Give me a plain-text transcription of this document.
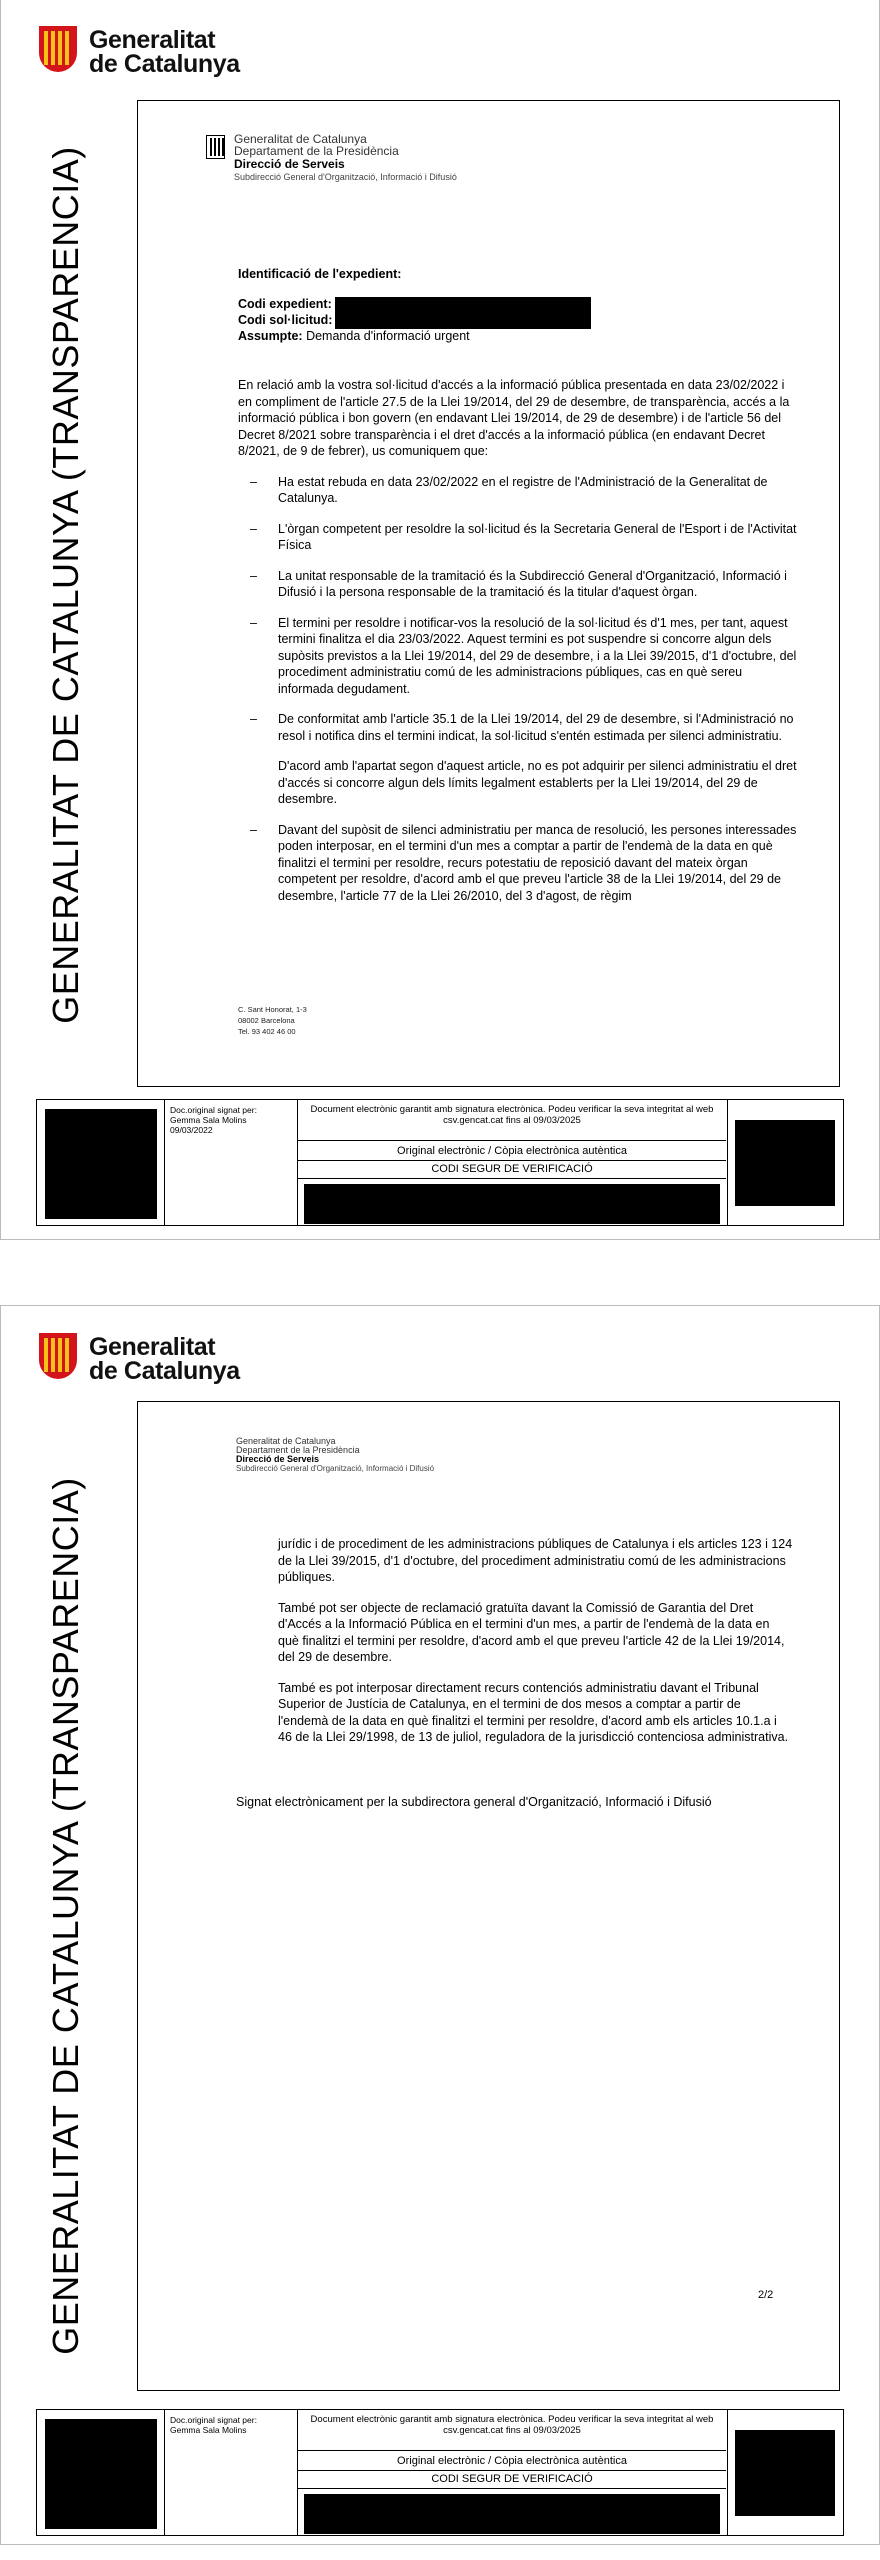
Generalitat
de Catalunya
GENERALITAT DE CATALUNYA (TRANSPARENCIA)
Generalitat de Catalunya
Departament de la Presidència
Direcció de Serveis
Subdirecció General d'Organització, Informació i Difusió
Identificació de l'expedient:
Codi expedient:
Codi sol·licitud:
Assumpte: Demanda d'informació urgent

En relació amb la vostra sol·licitud d'accés a la informació pública presentada en data 23/02/2022 i en compliment de l'article 27.5 de la Llei 19/2014, del 29 de desembre, de transparència, accés a la informació pública i bon govern (en endavant Llei 19/2014, de 29 de desembre) i de l'article 56 del Decret 8/2021 sobre transparència i el dret d'accés a la informació pública (en endavant Decret 8/2021, de 9 de febrer), us comuniquem que:

– Ha estat rebuda en data 23/02/2022 en el registre de l'Administració de la Generalitat de Catalunya.
– L'òrgan competent per resoldre la sol·licitud és la Secretaria General de l'Esport i de l'Activitat Física
– La unitat responsable de la tramitació és la Subdirecció General d'Organització, Informació i Difusió i la persona responsable de la tramitació és la titular d'aquest òrgan.
– El termini per resoldre i notificar-vos la resolució de la sol·licitud és d'1 mes, per tant, aquest termini finalitza el dia 23/03/2022. Aquest termini es pot suspendre si concorre algun dels supòsits previstos a la Llei 19/2014, del 29 de desembre, i a la Llei 39/2015, d'1 d'octubre, del procediment administratiu comú de les administracions públiques, cas en què sereu informada degudament.
– De conformitat amb l'article 35.1 de la Llei 19/2014, del 29 de desembre, si l'Administració no resol i notifica dins el termini indicat, la sol·licitud s'entén estimada per silenci administratiu.
D'acord amb l'apartat segon d'aquest article, no es pot adquirir per silenci administratiu el dret d'accés si concorre algun dels límits legalment establerts per la Llei 19/2014, del 29 de desembre.
– Davant del supòsit de silenci administratiu per manca de resolució, les persones interessades poden interposar, en el termini d'un mes a comptar a partir de l'endemà de la data en què finalitzi el termini per resoldre, recurs potestatiu de reposició davant del mateix òrgan competent per resoldre, d'acord amb el que preveu l'article 38 de la Llei 19/2014, del 29 de desembre, l'article 77 de la Llei 26/2010, del 3 d'agost, de règim
C. Sant Honorat, 1-3
08002 Barcelona
Tel. 93 402 46 00
Doc.original signat per:
Gemma Sala Molins
09/03/2022
Document electrònic garantit amb signatura electrònica. Podeu verificar la seva integritat al web csv.gencat.cat fins al 09/03/2025
Original electrònic / Còpia electrònica autèntica
CODI SEGUR DE VERIFICACIÓ
Generalitat
de Catalunya
GENERALITAT DE CATALUNYA (TRANSPARENCIA)
Generalitat de Catalunya
Departament de la Presidència
Direcció de Serveis
Subdirecció General d'Organització, Informació i Difusió

jurídic i de procediment de les administracions públiques de Catalunya i els articles 123 i 124 de la Llei 39/2015, d'1 d'octubre, del procediment administratiu comú de les administracions públiques.

També pot ser objecte de reclamació gratuïta davant la Comissió de Garantia del Dret d'Accés a la Informació Pública en el termini d'un mes, a partir de l'endemà de la data en què finalitzi el termini per resoldre, d'acord amb el que preveu l'article 42 de la Llei 19/2014, del 29 de desembre.

També es pot interposar directament recurs contenciós administratiu davant el Tribunal Superior de Justícia de Catalunya, en el termini de dos mesos a comptar a partir de l'endemà de la data en què finalitzi el termini per resoldre, d'acord amb els articles 10.1.a i 46 de la Llei 29/1998, de 13 de juliol, reguladora de la jurisdicció contenciosa administrativa.

Signat electrònicament per la subdirectora general d'Organització, Informació i Difusió
2/2
Doc.original signat per:
Gemma Sala Molins
Document electrònic garantit amb signatura electrònica. Podeu verificar la seva integritat al web csv.gencat.cat fins al 09/03/2025
Original electrònic / Còpia electrònica autèntica
CODI SEGUR DE VERIFICACIÓ
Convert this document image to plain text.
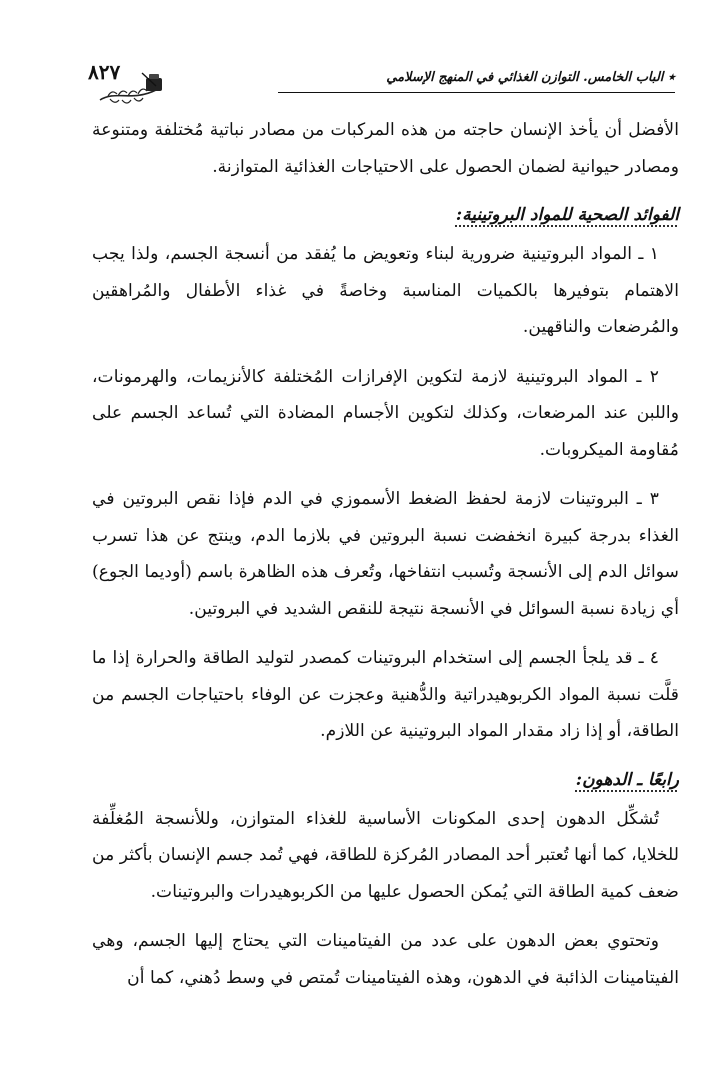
٭ الباب الخامس. التوازن الغذائي في المنهج الإسلامي
٨٢٧

الأفضل أن يأخذ الإنسان حاجته من هذه المركبات من مصادر نباتية مُختلفة ومتنوعة ومصادر حيوانية لضمان الحصول على الاحتياجات الغذائية المتوازنة.

الفوائد الصحية للمواد البروتينية:

١ ـ المواد البروتينية ضرورية لبناء وتعويض ما يُفقد من أنسجة الجسم، ولذا يجب الاهتمام بتوفيرها بالكميات المناسبة وخاصةً في غذاء الأطفال والمُراهقين والمُرضعات والناقهين.

٢ ـ المواد البروتينية لازمة لتكوين الإفرازات المُختلفة كالأنزيمات، والهرمونات، واللبن عند المرضعات، وكذلك لتكوين الأجسام المضادة التي تُساعد الجسم على مُقاومة الميكروبات.

٣ ـ البروتينات لازمة لحفظ الضغط الأسموزي في الدم فإذا نقص البروتين في الغذاء بدرجة كبيرة انخفضت نسبة البروتين في بلازما الدم، وينتج عن هذا تسرب سوائل الدم إلى الأنسجة وتُسبب انتفاخها، وتُعرف هذه الظاهرة باسم (أوديما الجوع) أي زيادة نسبة السوائل في الأنسجة نتيجة للنقص الشديد في البروتين.

٤ ـ قد يلجأ الجسم إلى استخدام البروتينات كمصدر لتوليد الطاقة والحرارة إذا ما قلَّت نسبة المواد الكربوهيدراتية والدُّهنية وعجزت عن الوفاء باحتياجات الجسم من الطاقة، أو إذا زاد مقدار المواد البروتينية عن اللازم.

رابعًا ـ الدهون:

تُشكِّل الدهون إحدى المكونات الأساسية للغذاء المتوازن، وللأنسجة المُغلِّفة للخلايا، كما أنها تُعتبر أحد المصادر المُركزة للطاقة، فهي تُمد جسم الإنسان بأكثر من ضعف كمية الطاقة التي يُمكن الحصول عليها من الكربوهيدرات والبروتينات.

وتحتوي بعض الدهون على عدد من الفيتامينات التي يحتاج إليها الجسم، وهي الفيتامينات الذائبة في الدهون، وهذه الفيتامينات تُمتص في وسط دُهني، كما أن
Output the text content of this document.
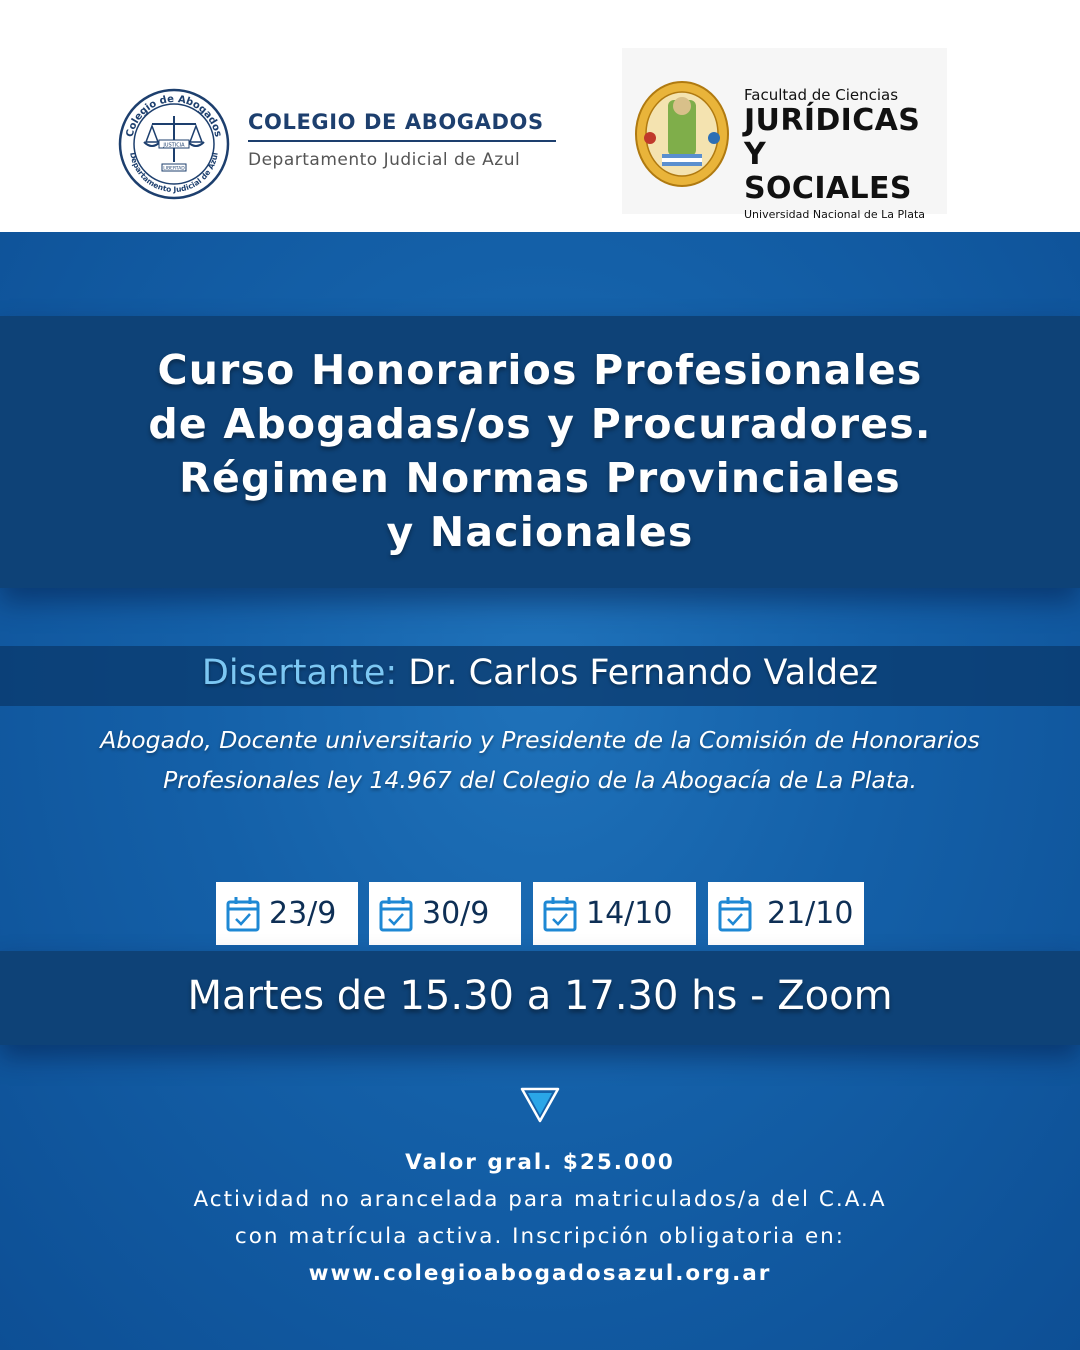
Colegio de Abogados
Departamento Judicial de Azul
JUSTICIA
LIBERTAD
COLEGIO DE ABOGADOS
Departamento Judicial de Azul
Facultad de Ciencias
JURÍDICAS
Y SOCIALES
Universidad Nacional de La Plata
Curso Honorarios Profesionales
de Abogadas/os y Procuradores.
Régimen Normas Provinciales
y Nacionales
Disertante: Dr. Carlos Fernando Valdez
Abogado, Docente universitario y Presidente de la Comisión de Honorarios
Profesionales ley 14.967 del Colegio de la Abogacía de La Plata.
23/9	30/9	14/10	21/10
Martes de 15.30 a 17.30 hs - Zoom
Valor gral. $25.000
Actividad no arancelada para matriculados/a del C.A.A
con matrícula activa. Inscripción obligatoria en:
www.colegioabogadosazul.org.ar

------------------------------------------------------------------------

Reproduce every line of the listing above in which the string "الطاقة" appears.

٤ ـ قد يلجأ الجسم إلى استخدام البروتينات كمصدر لتوليد الطاقة والحرارة إذا ما قلَّت نسبة المواد الكربوهيدراتية والدُّهنية وعجزت عن الوفاء باحتياجات الجسم من الطاقة، أو إذا زاد مقدار المواد البروتينية عن اللازم.
تُشكِّل الدهون إحدى المكونات الأساسية للغذاء المتوازن، وللأنسجة المُغلِّفة للخلايا، كما أنها تُعتبر أحد المصادر المُركزة للطاقة، فهي تُمد جسم الإنسان بأكثر من ضعف كمية الطاقة التي يُمكن الحصول عليها من الكربوهيدرات والبروتينات.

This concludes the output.